List all lines of the data that include the string "Secondary".
Start Working data
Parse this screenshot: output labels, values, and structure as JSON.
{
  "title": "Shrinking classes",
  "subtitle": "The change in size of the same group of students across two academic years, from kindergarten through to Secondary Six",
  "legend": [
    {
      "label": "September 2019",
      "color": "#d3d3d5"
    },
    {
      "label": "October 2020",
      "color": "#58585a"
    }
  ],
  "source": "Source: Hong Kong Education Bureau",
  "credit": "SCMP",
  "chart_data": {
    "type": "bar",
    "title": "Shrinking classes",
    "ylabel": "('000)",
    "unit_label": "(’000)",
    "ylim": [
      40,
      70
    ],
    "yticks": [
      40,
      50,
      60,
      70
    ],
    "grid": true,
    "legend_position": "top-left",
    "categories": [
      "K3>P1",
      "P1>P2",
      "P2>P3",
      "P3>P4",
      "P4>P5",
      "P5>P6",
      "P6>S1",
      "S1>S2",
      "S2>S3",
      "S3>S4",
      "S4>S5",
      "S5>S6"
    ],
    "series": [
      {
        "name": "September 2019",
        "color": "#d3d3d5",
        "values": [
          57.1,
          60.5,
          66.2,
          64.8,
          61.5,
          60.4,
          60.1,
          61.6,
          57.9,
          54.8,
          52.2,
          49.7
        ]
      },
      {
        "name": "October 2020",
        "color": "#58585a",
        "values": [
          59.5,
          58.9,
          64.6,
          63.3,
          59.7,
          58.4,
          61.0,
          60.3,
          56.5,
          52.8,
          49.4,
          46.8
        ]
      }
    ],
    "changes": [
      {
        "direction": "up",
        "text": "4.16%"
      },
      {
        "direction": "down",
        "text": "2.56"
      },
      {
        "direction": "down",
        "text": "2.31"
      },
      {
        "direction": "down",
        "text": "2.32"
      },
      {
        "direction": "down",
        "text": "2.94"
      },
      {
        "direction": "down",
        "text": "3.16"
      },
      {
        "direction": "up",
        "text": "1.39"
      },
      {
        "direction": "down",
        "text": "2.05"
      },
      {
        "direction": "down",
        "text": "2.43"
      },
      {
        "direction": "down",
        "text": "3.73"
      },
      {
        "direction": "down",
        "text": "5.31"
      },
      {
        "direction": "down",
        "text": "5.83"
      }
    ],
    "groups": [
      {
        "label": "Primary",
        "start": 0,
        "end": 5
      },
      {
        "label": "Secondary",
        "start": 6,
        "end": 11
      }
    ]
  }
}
End Working data
_Written reply:_
  "subtitle": "The change in size of the same group of students across two academic years, from kindergarten through to Secondary Six",
        "label": "Secondary",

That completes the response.